[start]

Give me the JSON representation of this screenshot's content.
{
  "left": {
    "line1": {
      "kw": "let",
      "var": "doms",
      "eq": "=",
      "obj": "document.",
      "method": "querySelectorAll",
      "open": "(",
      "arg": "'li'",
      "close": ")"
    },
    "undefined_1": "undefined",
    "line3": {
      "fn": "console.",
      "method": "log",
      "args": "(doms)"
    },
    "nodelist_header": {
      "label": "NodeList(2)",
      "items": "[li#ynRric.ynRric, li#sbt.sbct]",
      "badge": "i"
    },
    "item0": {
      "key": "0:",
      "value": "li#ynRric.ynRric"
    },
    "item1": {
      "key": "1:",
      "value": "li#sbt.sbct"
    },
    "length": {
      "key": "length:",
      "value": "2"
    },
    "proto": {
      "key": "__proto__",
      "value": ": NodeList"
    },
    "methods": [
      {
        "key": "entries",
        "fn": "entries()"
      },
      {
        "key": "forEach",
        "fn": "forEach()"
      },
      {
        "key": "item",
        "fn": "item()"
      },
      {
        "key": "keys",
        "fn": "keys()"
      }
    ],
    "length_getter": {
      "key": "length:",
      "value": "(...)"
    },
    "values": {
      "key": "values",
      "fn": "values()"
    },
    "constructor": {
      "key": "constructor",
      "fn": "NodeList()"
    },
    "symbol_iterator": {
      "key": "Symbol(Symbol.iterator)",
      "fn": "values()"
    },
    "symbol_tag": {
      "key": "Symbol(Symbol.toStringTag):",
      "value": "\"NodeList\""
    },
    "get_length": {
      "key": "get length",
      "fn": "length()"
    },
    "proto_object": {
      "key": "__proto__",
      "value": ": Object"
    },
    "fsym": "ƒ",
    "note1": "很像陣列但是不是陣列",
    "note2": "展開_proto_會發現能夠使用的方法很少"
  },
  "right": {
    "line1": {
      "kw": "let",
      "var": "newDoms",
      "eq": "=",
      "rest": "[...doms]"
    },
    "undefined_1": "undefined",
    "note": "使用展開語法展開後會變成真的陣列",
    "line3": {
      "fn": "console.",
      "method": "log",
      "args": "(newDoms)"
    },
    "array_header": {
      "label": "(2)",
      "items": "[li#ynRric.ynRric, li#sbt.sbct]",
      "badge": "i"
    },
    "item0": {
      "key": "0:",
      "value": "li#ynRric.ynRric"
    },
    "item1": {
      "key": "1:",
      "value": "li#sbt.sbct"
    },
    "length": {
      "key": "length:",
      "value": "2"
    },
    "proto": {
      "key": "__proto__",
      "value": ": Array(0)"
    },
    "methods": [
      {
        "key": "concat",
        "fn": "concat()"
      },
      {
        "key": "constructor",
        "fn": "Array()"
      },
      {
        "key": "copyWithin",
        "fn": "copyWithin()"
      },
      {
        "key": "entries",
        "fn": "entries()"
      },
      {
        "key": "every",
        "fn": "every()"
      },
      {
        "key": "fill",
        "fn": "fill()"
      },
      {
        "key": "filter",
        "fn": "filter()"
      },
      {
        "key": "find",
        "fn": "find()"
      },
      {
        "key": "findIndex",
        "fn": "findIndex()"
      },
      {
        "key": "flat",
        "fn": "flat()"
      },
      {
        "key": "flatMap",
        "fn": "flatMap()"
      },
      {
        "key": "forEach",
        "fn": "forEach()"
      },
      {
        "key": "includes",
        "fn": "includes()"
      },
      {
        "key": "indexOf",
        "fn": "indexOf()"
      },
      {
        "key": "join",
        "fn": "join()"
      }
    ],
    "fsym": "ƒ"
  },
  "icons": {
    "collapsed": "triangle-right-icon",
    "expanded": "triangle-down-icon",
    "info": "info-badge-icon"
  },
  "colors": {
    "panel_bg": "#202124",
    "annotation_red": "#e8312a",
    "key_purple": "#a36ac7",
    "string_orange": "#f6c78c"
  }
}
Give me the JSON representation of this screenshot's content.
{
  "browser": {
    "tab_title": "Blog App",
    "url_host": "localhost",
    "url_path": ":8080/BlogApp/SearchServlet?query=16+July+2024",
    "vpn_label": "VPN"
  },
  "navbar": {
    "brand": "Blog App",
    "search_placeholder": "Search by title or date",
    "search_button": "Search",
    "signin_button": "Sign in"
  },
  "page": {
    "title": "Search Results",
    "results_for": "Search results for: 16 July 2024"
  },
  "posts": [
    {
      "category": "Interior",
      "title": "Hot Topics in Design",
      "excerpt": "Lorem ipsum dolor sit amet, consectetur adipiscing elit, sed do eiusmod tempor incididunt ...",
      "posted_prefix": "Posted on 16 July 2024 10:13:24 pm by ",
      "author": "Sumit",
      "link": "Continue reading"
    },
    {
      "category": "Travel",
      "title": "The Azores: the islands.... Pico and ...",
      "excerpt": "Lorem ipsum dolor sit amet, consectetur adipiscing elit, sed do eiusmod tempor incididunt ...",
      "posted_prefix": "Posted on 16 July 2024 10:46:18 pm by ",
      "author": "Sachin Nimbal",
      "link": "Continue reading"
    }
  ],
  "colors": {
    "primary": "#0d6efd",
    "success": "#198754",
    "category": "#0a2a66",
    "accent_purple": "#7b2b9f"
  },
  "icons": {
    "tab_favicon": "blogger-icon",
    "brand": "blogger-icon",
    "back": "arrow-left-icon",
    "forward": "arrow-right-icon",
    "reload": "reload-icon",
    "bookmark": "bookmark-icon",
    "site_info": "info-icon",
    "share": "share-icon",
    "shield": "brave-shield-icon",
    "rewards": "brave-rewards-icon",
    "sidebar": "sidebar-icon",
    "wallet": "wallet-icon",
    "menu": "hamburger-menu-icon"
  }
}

[end]

What the exercise asks: All of the entries above must be quoted exactly.

Exercise response:
Give me the JSON representation of this screenshot's content.
{
  "left": {
    "line1": {
      "kw": "let",
      "var": "doms",
      "eq": "=",
      "obj": "document.",
      "method": "querySelectorAll",
      "open": "(",
      "arg": "'li'",
      "close": ")"
    },
    "undefined_1": "undefined",
    "line3": {
      "fn": "console.",
      "method": "log",
      "args": "(doms)"
    },
    "nodelist_header": {
      "label": "NodeList(2)",
      "items": "[li#ynRric.ynRric, li#sbt.sbct]",
      "badge": "i"
    },
    "item0": {
      "key": "0:",
      "value": "li#ynRric.ynRric"
    },
    "item1": {
      "key": "1:",
      "value": "li#sbt.sbct"
    },
    "length": {
      "key": "length:",
      "value": "2"
    },
    "proto": {
      "key": "__proto__",
      "value": ": NodeList"
    },
    "methods": [
      {
        "key": "entries",
        "fn": "entries()"
      },
      {
        "key": "forEach",
        "fn": "forEach()"
      },
      {
        "key": "item",
        "fn": "item()"
      },
      {
        "key": "keys",
        "fn": "keys()"
      }
    ],
    "length_getter": {
      "key": "length:",
      "value": "(...)"
    },
    "values": {
      "key": "values",
      "fn": "values()"
    },
    "constructor": {
      "key": "constructor",
      "fn": "NodeList()"
    },
    "symbol_iterator": {
      "key": "Symbol(Symbol.iterator)",
      "fn": "values()"
    },
    "symbol_tag": {
      "key": "Symbol(Symbol.toStringTag):",
      "value": "\"NodeList\""
    },
    "get_length": {
      "key": "get length",
      "fn": "length()"
    },
    "proto_object": {
      "key": "__proto__",
      "value": ": Object"
    },
    "fsym": "ƒ",
    "note1": "很像陣列但是不是陣列",
    "note2": "展開_proto_會發現能夠使用的方法很少"
  },
  "right": {
    "line1": {
      "kw": "let",
      "var": "newDoms",
      "eq": "=",
      "rest": "[...doms]"
    },
    "undefined_1": "undefined",
    "note": "使用展開語法展開後會變成真的陣列",
    "line3": {
      "fn": "console.",
      "method": "log",
      "args": "(newDoms)"
    },
    "array_header": {
      "label": "(2)",
      "items": "[li#ynRric.ynRric, li#sbt.sbct]",
      "badge": "i"
    },
    "item0": {
      "key": "0:",
      "value": "li#ynRric.ynRric"
    },
    "item1": {
      "key": "1:",
      "value": "li#sbt.sbct"
    },
    "length": {
      "key": "length:",
      "value": "2"
    },
    "proto": {
      "key": "__proto__",
      "value": ": Array(0)"
    },
    "methods": [
      {
        "key": "concat",
        "fn": "concat()"
      },
      {
        "key": "constructor",
        "fn": "Array()"
      },
      {
        "key": "copyWithin",
        "fn": "copyWithin()"
      },
      {
        "key": "entries",
        "fn": "entries()"
      },
      {
        "key": "every",
        "fn": "every()"
      },
      {
        "key": "fill",
        "fn": "fill()"
      },
      {
        "key": "filter",
        "fn": "filter()"
      },
      {
        "key": "find",
        "fn": "find()"
      },
      {
        "key": "findIndex",
        "fn": "findIndex()"
      },
      {
        "key": "flat",
        "fn": "flat()"
      },
      {
        "key": "flatMap",
        "fn": "flatMap()"
      },
      {
        "key": "forEach",
        "fn": "forEach()"
      },
      {
        "key": "includes",
        "fn": "includes()"
      },
      {
        "key": "indexOf",
        "fn": "indexOf()"
      },
      {
        "key": "join",
        "fn": "join()"
      }
    ],
    "fsym": "ƒ"
  },
  "icons": {
    "collapsed": "triangle-right-icon",
    "expanded": "triangle-down-icon",
    "info": "info-badge-icon"
  },
  "colors": {
    "panel_bg": "#202124",
    "annotation_red": "#e8312a",
    "key_purple": "#a36ac7",
    "string_orange": "#f6c78c"
  }
}
Give me the JSON representation of this screenshot's content.
{
  "browser": {
    "tab_title": "Blog App",
    "url_host": "localhost",
    "url_path": ":8080/BlogApp/SearchServlet?query=16+July+2024",
    "vpn_label": "VPN"
  },
  "navbar": {
    "brand": "Blog App",
    "search_placeholder": "Search by title or date",
    "search_button": "Search",
    "signin_button": "Sign in"
  },
  "page": {
    "title": "Search Results",
    "results_for": "Search results for: 16 July 2024"
  },
  "posts": [
    {
      "category": "Interior",
      "title": "Hot Topics in Design",
      "excerpt": "Lorem ipsum dolor sit amet, consectetur adipiscing elit, sed do eiusmod tempor incididunt ...",
      "posted_prefix": "Posted on 16 July 2024 10:13:24 pm by ",
      "author": "Sumit",
      "link": "Continue reading"
    },
    {
      "category": "Travel",
      "title": "The Azores: the islands.... Pico and ...",
      "excerpt": "Lorem ipsum dolor sit amet, consectetur adipiscing elit, sed do eiusmod tempor incididunt ...",
      "posted_prefix": "Posted on 16 July 2024 10:46:18 pm by ",
      "author": "Sachin Nimbal",
      "link": "Continue reading"
    }
  ],
  "colors": {
    "primary": "#0d6efd",
    "success": "#198754",
    "category": "#0a2a66",
    "accent_purple": "#7b2b9f"
  },
  "icons": {
    "tab_favicon": "blogger-icon",
    "brand": "blogger-icon",
    "back": "arrow-left-icon",
    "forward": "arrow-right-icon",
    "reload": "reload-icon",
    "bookmark": "bookmark-icon",
    "site_info": "info-icon",
    "share": "share-icon",
    "shield": "brave-shield-icon",
    "rewards": "brave-rewards-icon",
    "sidebar": "sidebar-icon",
    "wallet": "wallet-icon",
    "menu": "hamburger-menu-icon"
  }
}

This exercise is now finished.